-- BEGIN ENTRIES --

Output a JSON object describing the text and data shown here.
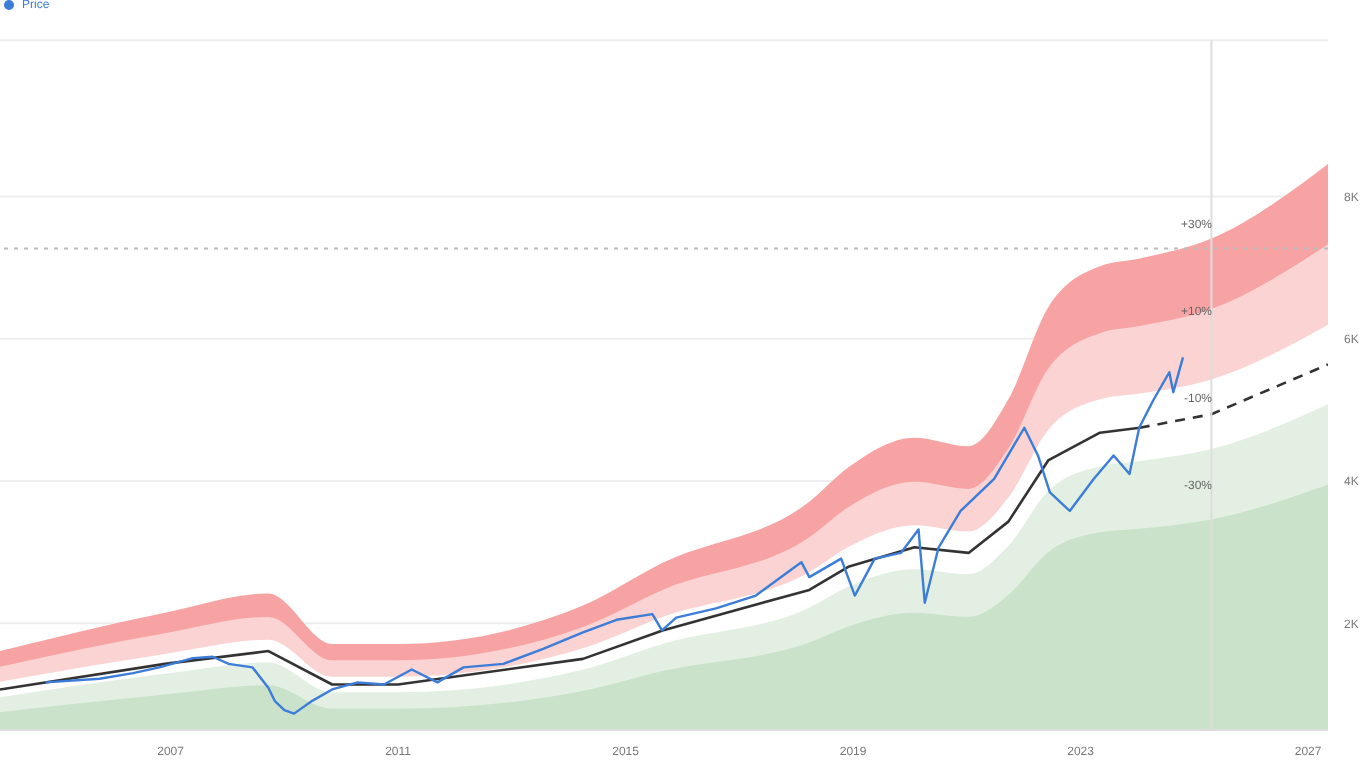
{
  "chart_data": {
    "type": "line",
    "xlim": [
      2004,
      2027.35
    ],
    "xticks": [
      2007,
      2011,
      2015,
      2019,
      2023,
      2027
    ],
    "ylim": [
      500,
      10200
    ],
    "yticks": [
      {
        "value": 2000,
        "label": "2K"
      },
      {
        "value": 4000,
        "label": "4K"
      },
      {
        "value": 6000,
        "label": "6K"
      },
      {
        "value": 8000,
        "label": "8K"
      }
    ],
    "grid": "y",
    "legend": "top left",
    "marker": "none",
    "series": [
      {
        "type": "area",
        "color": "#f7a3a3",
        "x": [
          2004.0,
          2006.9,
          2008.72,
          2009.84,
          2011.0,
          2014.25,
          2015.65,
          2018.23,
          2018.93,
          2020.08,
          2021.03,
          2021.73,
          2022.43,
          2023.34,
          2024.04,
          2025.3,
          2027.35
        ],
        "values": [
          1610,
          2150,
          2420,
          1710,
          1710,
          2250,
          2850,
          3710,
          4200,
          4610,
          4490,
          5150,
          6440,
          7020,
          7130,
          7410,
          8460
        ]
      },
      {
        "type": "area",
        "color": "#fbd3d3",
        "x": [
          2004.0,
          2006.9,
          2008.72,
          2009.84,
          2011.0,
          2014.25,
          2015.65,
          2018.23,
          2018.93,
          2020.08,
          2021.03,
          2021.73,
          2022.43,
          2023.34,
          2024.04,
          2025.3,
          2027.35
        ],
        "values": [
          1390,
          1860,
          2090,
          1480,
          1480,
          1950,
          2470,
          3210,
          3640,
          3990,
          3890,
          4460,
          5580,
          6080,
          6180,
          6420,
          7330
        ]
      },
      {
        "type": "area",
        "color": "#ffffff",
        "x": [
          2004.0,
          2006.9,
          2008.72,
          2009.84,
          2011.0,
          2014.25,
          2015.65,
          2018.23,
          2018.93,
          2020.08,
          2021.03,
          2021.73,
          2022.43,
          2023.34,
          2024.04,
          2025.3,
          2027.35
        ],
        "values": [
          1180,
          1570,
          1770,
          1250,
          1250,
          1650,
          2090,
          2720,
          3080,
          3380,
          3290,
          3770,
          4720,
          5150,
          5230,
          5430,
          6200
        ]
      },
      {
        "type": "area",
        "color": "#e2efe2",
        "x": [
          2004.0,
          2006.9,
          2008.72,
          2009.84,
          2011.0,
          2014.25,
          2015.65,
          2018.23,
          2018.93,
          2020.08,
          2021.03,
          2021.73,
          2022.43,
          2023.34,
          2024.04,
          2025.3,
          2027.35
        ],
        "values": [
          960,
          1290,
          1450,
          1030,
          1030,
          1350,
          1710,
          2220,
          2520,
          2760,
          2690,
          3090,
          3860,
          4210,
          4280,
          4450,
          5080
        ]
      },
      {
        "type": "area",
        "color": "#c9e2c9",
        "x": [
          2004.0,
          2006.9,
          2008.72,
          2009.84,
          2011.0,
          2014.25,
          2015.65,
          2018.23,
          2018.93,
          2020.08,
          2021.03,
          2021.73,
          2022.43,
          2023.34,
          2024.04,
          2025.3,
          2027.35
        ],
        "values": [
          750,
          1000,
          1130,
          800,
          800,
          1050,
          1330,
          1730,
          1960,
          2150,
          2090,
          2400,
          3000,
          3280,
          3330,
          3460,
          3950
        ]
      },
      {
        "color": "#333333",
        "x": [
          2004.0,
          2006.9,
          2008.72,
          2009.84,
          2011.0,
          2014.25,
          2015.65,
          2018.23,
          2018.93,
          2020.08,
          2021.03,
          2021.73,
          2022.43,
          2023.34,
          2024.04
        ],
        "values": [
          1070,
          1430,
          1610,
          1140,
          1140,
          1500,
          1900,
          2470,
          2800,
          3070,
          2990,
          3430,
          4290,
          4680,
          4750
        ]
      },
      {
        "color": "#333333",
        "line_style": "dashed",
        "x": [
          2024.04,
          2025.3,
          2027.35
        ],
        "values": [
          4750,
          4940,
          5640
        ]
      },
      {
        "name": "Price",
        "color": "#3b7dd8",
        "x": [
          2004.8,
          2005.75,
          2006.34,
          2006.8,
          2007.39,
          2007.74,
          2008.02,
          2008.44,
          2008.72,
          2008.83,
          2009.0,
          2009.17,
          2009.49,
          2009.84,
          2010.29,
          2010.75,
          2011.24,
          2011.69,
          2012.15,
          2012.85,
          2013.55,
          2014.24,
          2014.84,
          2015.47,
          2015.64,
          2015.89,
          2016.59,
          2017.29,
          2018.09,
          2018.23,
          2018.79,
          2019.03,
          2019.38,
          2019.84,
          2020.15,
          2020.26,
          2020.5,
          2020.89,
          2021.48,
          2022.01,
          2022.25,
          2022.46,
          2022.81,
          2023.23,
          2023.58,
          2023.86,
          2024.03,
          2024.28,
          2024.56,
          2024.63,
          2024.8
        ],
        "values": [
          1170,
          1220,
          1300,
          1380,
          1510,
          1530,
          1430,
          1380,
          1090,
          910,
          780,
          730,
          910,
          1070,
          1170,
          1140,
          1350,
          1170,
          1380,
          1430,
          1640,
          1870,
          2050,
          2130,
          1900,
          2080,
          2210,
          2390,
          2860,
          2650,
          2910,
          2390,
          2910,
          2990,
          3320,
          2290,
          3060,
          3580,
          4030,
          4750,
          4360,
          3840,
          3580,
          4030,
          4360,
          4100,
          4750,
          5140,
          5530,
          5250,
          5740
        ]
      }
    ],
    "ref_lines": [
      {
        "axis": "x",
        "value": 2025.3,
        "color": "#dddddd"
      },
      {
        "axis": "y",
        "value": 7270,
        "color": "#bbbbbb",
        "line_style": "dotted"
      }
    ],
    "annotations": [
      "+30%",
      "+10%",
      "-10%",
      "-30%"
    ]
  }
}
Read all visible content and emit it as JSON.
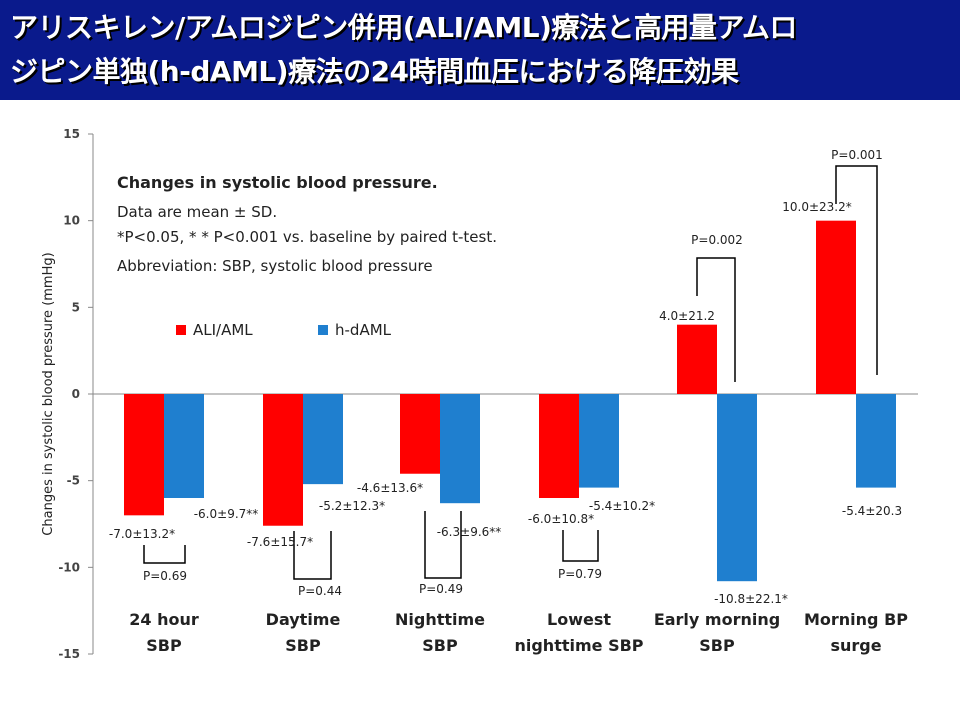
{
  "slide": {
    "title": "アリスキレン/アムロジピン併用(ALI/AML)療法と高用量アムロ\nジピン単独(h-dAML)療法の24時間血圧における降圧効果"
  },
  "notes": {
    "heading": "Changes in systolic blood pressure.",
    "line1": "Data are mean ± SD.",
    "line2": "*P<0.05, * * P<0.001 vs. baseline by paired t-test.",
    "line3": "Abbreviation: SBP, systolic blood pressure"
  },
  "colors": {
    "ali_aml": "#ff0000",
    "h_daml": "#1f7fcf",
    "title_bg": "#0a1a8c"
  },
  "chart_data": {
    "type": "bar",
    "title": "",
    "ylabel": "Changes in systolic blood pressure (mmHg)",
    "xlabel": "",
    "ylim": [
      -15,
      15
    ],
    "yticks": [
      15,
      10,
      5,
      0,
      -5,
      -10,
      -15
    ],
    "grid": false,
    "legend": "upper-left",
    "categories": [
      [
        "24 hour",
        "SBP"
      ],
      [
        "Daytime",
        "SBP"
      ],
      [
        "Nighttime",
        "SBP"
      ],
      [
        "Lowest",
        "nighttime SBP"
      ],
      [
        "Early morning",
        "SBP"
      ],
      [
        "Morning BP",
        "surge"
      ]
    ],
    "series": [
      {
        "name": "ALI/AML",
        "values": [
          -7.0,
          -7.6,
          -4.6,
          -6.0,
          4.0,
          10.0
        ],
        "labels": [
          "-7.0±13.2*",
          "-7.6±15.7*",
          "-4.6±13.6*",
          "-6.0±10.8*",
          "4.0±21.2",
          "10.0±23.2*"
        ]
      },
      {
        "name": "h-dAML",
        "values": [
          -6.0,
          -5.2,
          -6.3,
          -5.4,
          -10.8,
          -5.4
        ],
        "labels": [
          "-6.0±9.7**",
          "-5.2±12.3*",
          "-6.3±9.6**",
          "-5.4±10.2*",
          "-10.8±22.1*",
          "-5.4±20.3"
        ]
      }
    ],
    "pvalues": [
      "P=0.69",
      "P=0.44",
      "P=0.49",
      "P=0.79",
      "P=0.002",
      "P=0.001"
    ]
  }
}
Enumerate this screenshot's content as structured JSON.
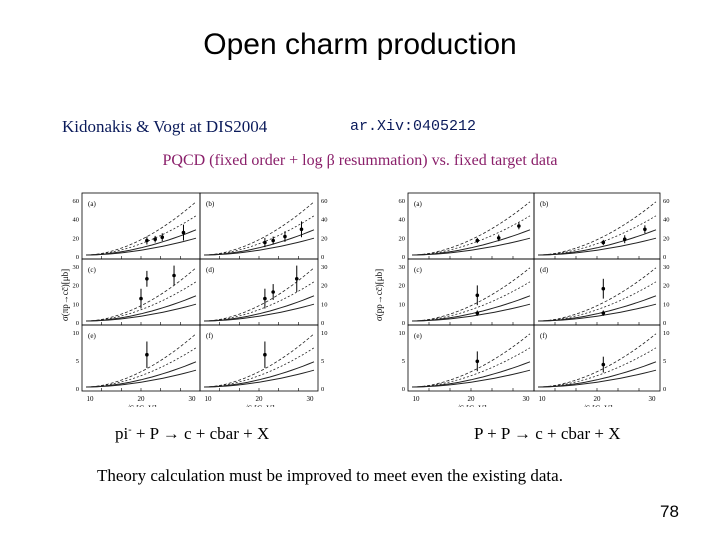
{
  "slide": {
    "title": "Open charm production",
    "authors": "Kidonakis & Vogt at DIS2004",
    "arxiv": "ar.Xiv:0405212",
    "subtitle_pre": "PQCD (fixed order + log ",
    "subtitle_beta": "β",
    "subtitle_post": " resummation) vs. fixed target data",
    "caption_left_a": "pi",
    "caption_left_sup": "-",
    "caption_left_b": " + P → c + cbar + X",
    "caption_right": "P + P → c + cbar + X",
    "conclusion": "Theory calculation must be improved to meet even the existing data.",
    "page_number": "78"
  },
  "figures": {
    "left": {
      "ylabel": "σ(πp→cc̄)[μb]",
      "xlabel": "√S  [GeV]",
      "panel_letters": [
        "(a)",
        "(b)",
        "(c)",
        "(d)",
        "(e)",
        "(f)"
      ],
      "x_ticks": [
        "10",
        "20",
        "30"
      ],
      "y_ticks_top": [
        "0",
        "20",
        "40",
        "60"
      ],
      "y_ticks_mid": [
        "0",
        "10",
        "20",
        "30"
      ],
      "y_ticks_bot": [
        "0",
        "5",
        "10"
      ]
    },
    "right": {
      "ylabel": "σ(pp→cc̄)[μb]",
      "xlabel": "√S  [GeV]",
      "panel_letters": [
        "(a)",
        "(b)",
        "(c)",
        "(d)",
        "(e)",
        "(f)"
      ],
      "x_ticks": [
        "10",
        "20",
        "30"
      ],
      "y_ticks_top": [
        "0",
        "20",
        "40",
        "60"
      ],
      "y_ticks_mid": [
        "0",
        "10",
        "20",
        "30"
      ],
      "y_ticks_bot": [
        "0",
        "5",
        "10"
      ]
    }
  }
}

-- END ENTRIES --

Where does the word "systolic" appear in the listing? List each line that holds it.

    "heading": "Changes in systolic blood pressure.",
    "line3": "Abbreviation: SBP, systolic blood pressure"
    "ylabel": "Changes in systolic blood pressure (mmHg)",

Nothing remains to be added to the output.